Goal of the exercise ::
Check each line of the data for "tucked" and select those that have it.

[Input records start]

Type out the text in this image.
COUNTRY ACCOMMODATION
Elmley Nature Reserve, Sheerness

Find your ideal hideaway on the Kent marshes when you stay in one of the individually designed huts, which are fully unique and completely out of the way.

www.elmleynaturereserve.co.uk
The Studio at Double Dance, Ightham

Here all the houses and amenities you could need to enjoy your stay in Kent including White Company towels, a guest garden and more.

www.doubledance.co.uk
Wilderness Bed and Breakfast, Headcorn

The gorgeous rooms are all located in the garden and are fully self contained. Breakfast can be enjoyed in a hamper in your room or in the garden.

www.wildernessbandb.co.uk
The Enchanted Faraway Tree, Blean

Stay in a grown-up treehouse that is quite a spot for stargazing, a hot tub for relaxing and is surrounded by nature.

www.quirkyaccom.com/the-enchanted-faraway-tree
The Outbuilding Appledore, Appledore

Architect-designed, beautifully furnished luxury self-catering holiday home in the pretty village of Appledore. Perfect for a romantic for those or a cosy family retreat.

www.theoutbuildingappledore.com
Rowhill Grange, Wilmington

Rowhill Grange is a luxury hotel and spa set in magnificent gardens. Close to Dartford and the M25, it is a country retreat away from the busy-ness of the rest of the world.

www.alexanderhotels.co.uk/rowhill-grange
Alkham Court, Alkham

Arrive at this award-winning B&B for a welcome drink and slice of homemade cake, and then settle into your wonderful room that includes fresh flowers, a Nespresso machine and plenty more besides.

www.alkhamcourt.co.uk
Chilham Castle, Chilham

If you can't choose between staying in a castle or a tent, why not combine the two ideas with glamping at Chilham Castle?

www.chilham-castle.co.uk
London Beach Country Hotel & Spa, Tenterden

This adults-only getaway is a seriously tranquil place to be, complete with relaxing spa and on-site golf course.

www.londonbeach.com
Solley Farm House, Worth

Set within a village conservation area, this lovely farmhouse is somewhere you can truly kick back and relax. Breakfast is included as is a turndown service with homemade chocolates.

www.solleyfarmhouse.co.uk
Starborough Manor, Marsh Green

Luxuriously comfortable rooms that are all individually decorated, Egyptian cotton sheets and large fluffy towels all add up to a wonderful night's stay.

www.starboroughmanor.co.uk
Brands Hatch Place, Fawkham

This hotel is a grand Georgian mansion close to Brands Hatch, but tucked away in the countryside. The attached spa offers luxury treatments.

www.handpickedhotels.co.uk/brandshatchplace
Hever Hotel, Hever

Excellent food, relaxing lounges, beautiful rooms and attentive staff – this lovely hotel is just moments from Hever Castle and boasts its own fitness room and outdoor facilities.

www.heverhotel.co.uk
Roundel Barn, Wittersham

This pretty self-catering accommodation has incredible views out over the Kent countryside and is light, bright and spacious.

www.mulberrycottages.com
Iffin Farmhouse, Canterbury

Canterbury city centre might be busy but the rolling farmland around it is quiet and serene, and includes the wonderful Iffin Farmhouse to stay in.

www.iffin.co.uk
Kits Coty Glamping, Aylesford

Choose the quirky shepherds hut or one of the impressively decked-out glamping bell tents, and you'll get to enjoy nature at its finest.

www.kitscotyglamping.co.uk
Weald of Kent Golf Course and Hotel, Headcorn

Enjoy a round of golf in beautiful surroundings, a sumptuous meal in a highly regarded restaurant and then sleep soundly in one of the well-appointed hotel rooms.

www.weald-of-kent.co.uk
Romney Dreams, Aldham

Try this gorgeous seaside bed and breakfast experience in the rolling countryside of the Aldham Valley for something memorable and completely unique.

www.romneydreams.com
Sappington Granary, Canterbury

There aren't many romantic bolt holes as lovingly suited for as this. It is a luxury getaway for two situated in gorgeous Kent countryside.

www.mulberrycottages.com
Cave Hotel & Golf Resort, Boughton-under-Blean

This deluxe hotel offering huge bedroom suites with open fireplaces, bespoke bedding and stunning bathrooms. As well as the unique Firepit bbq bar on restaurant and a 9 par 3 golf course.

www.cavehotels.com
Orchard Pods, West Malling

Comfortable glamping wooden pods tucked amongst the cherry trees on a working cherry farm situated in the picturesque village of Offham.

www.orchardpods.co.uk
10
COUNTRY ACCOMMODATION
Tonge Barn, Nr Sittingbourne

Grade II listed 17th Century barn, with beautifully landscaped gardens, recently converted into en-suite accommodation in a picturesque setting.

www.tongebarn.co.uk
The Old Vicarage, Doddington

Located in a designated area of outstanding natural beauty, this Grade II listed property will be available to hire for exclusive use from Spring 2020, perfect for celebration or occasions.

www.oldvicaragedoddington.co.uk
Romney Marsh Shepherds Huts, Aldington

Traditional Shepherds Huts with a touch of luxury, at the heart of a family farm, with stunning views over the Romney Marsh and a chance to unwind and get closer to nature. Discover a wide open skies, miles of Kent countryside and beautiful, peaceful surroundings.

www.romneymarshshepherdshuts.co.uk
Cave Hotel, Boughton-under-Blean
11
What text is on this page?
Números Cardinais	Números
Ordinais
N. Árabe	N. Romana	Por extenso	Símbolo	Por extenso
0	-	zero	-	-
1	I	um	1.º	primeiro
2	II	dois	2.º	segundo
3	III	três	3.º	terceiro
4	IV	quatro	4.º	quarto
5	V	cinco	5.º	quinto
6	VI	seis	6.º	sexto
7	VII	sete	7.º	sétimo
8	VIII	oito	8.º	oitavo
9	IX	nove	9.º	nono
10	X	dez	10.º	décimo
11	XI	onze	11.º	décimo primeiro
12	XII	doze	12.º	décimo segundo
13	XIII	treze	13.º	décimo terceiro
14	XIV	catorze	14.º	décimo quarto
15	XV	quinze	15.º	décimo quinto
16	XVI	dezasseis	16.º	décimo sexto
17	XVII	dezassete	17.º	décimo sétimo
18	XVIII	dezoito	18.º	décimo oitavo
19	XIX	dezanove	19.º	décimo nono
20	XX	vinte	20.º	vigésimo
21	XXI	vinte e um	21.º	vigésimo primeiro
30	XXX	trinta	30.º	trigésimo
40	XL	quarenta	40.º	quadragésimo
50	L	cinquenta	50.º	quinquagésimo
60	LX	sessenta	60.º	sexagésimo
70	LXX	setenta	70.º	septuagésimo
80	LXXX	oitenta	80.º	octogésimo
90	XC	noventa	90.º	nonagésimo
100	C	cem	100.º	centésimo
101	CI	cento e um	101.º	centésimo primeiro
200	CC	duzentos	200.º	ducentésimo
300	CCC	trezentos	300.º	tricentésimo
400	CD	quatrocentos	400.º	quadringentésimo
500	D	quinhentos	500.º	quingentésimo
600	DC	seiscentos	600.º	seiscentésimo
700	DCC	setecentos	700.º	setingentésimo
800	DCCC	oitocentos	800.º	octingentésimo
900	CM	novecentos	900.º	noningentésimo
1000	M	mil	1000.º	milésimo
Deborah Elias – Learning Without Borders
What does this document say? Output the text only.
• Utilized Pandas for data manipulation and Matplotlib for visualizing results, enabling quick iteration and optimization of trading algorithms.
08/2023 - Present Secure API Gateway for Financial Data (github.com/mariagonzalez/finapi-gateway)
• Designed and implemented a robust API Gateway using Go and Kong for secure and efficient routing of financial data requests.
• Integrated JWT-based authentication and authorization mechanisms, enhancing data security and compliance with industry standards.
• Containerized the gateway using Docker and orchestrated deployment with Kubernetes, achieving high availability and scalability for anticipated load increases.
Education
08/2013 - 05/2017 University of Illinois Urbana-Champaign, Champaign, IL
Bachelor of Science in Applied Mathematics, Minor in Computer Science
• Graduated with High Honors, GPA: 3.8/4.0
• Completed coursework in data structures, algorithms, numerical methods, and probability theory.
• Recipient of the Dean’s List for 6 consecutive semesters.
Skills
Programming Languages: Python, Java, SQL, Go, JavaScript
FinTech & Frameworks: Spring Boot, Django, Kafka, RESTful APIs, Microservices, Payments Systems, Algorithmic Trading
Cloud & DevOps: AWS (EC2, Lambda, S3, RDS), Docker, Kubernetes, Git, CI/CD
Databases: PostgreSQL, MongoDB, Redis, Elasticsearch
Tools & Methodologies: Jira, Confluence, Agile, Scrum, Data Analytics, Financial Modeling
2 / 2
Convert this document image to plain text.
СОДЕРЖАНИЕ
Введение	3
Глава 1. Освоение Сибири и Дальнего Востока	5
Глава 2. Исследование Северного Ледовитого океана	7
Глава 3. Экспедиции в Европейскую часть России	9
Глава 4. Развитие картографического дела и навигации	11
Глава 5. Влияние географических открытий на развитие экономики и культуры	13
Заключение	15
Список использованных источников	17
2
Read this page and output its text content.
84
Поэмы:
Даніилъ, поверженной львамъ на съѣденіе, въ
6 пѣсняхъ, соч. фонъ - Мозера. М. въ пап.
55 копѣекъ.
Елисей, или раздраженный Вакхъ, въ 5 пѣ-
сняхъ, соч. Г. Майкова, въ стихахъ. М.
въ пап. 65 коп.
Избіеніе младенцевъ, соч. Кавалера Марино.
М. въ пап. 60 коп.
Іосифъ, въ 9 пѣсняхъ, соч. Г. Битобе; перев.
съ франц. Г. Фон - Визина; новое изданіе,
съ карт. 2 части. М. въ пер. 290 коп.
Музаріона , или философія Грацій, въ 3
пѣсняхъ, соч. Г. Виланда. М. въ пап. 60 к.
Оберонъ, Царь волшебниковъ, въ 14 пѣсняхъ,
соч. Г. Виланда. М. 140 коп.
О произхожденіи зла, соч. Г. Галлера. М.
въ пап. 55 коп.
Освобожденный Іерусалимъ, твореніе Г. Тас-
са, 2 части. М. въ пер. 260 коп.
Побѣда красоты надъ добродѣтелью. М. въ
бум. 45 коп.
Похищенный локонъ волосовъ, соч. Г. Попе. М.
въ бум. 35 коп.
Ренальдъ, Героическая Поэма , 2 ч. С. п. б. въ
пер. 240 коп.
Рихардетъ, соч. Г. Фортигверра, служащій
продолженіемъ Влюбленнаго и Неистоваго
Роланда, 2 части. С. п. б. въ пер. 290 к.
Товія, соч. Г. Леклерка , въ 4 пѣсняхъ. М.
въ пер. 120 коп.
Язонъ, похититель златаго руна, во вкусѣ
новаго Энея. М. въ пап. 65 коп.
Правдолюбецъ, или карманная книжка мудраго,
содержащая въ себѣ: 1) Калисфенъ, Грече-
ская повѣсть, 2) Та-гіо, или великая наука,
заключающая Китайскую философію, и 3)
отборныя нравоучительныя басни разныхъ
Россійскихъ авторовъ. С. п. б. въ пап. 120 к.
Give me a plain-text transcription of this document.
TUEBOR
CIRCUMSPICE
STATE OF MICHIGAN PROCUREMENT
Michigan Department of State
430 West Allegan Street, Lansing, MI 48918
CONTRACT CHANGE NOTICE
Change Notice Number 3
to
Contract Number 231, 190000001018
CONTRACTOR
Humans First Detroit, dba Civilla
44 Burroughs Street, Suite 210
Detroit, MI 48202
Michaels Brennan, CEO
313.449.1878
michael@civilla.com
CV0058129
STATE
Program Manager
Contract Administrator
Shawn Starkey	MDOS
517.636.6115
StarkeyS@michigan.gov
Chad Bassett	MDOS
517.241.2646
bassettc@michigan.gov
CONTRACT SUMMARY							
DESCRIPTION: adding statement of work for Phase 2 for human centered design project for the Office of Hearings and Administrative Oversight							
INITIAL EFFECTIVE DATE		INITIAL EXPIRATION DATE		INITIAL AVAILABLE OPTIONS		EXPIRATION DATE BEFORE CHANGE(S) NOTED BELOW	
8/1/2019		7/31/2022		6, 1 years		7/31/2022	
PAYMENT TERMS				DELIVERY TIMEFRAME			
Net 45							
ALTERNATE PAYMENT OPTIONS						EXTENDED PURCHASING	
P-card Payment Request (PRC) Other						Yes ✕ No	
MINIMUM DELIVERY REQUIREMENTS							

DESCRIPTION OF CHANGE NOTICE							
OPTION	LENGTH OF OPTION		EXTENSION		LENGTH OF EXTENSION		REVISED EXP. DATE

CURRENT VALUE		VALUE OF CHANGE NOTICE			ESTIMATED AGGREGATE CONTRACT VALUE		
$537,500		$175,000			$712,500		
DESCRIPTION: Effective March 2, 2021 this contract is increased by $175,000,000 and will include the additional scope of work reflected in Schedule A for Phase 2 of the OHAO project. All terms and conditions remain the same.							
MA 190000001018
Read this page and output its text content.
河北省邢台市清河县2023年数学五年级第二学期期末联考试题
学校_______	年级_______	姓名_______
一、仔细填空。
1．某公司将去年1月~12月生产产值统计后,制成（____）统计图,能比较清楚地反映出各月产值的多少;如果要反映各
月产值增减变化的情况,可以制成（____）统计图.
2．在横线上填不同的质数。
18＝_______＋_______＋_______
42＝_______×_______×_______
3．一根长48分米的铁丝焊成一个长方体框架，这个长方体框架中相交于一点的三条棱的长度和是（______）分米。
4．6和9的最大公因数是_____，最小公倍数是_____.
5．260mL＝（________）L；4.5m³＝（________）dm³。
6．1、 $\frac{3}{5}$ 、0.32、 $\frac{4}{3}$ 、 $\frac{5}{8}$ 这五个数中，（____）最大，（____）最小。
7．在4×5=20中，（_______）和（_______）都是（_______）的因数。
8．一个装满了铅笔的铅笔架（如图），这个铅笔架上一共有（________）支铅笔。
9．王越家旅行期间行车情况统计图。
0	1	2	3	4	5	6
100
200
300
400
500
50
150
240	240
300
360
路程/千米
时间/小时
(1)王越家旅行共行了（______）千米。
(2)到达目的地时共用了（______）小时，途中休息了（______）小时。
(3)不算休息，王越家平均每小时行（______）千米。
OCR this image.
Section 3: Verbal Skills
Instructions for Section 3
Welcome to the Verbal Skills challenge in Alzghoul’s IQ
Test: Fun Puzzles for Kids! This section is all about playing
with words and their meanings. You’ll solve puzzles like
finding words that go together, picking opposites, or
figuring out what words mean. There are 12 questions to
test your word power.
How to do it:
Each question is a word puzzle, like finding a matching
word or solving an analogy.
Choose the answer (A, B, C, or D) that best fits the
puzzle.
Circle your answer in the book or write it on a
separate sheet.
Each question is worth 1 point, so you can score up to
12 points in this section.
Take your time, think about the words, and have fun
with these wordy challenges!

[Input records end]

Exercise answer ::
This hotel is a grand Georgian mansion close to Brands Hatch, but tucked away in the countryside. The attached spa offers luxury treatments.
Comfortable glamping wooden pods tucked amongst the cherry trees on a working cherry farm situated in the picturesque village of Offham.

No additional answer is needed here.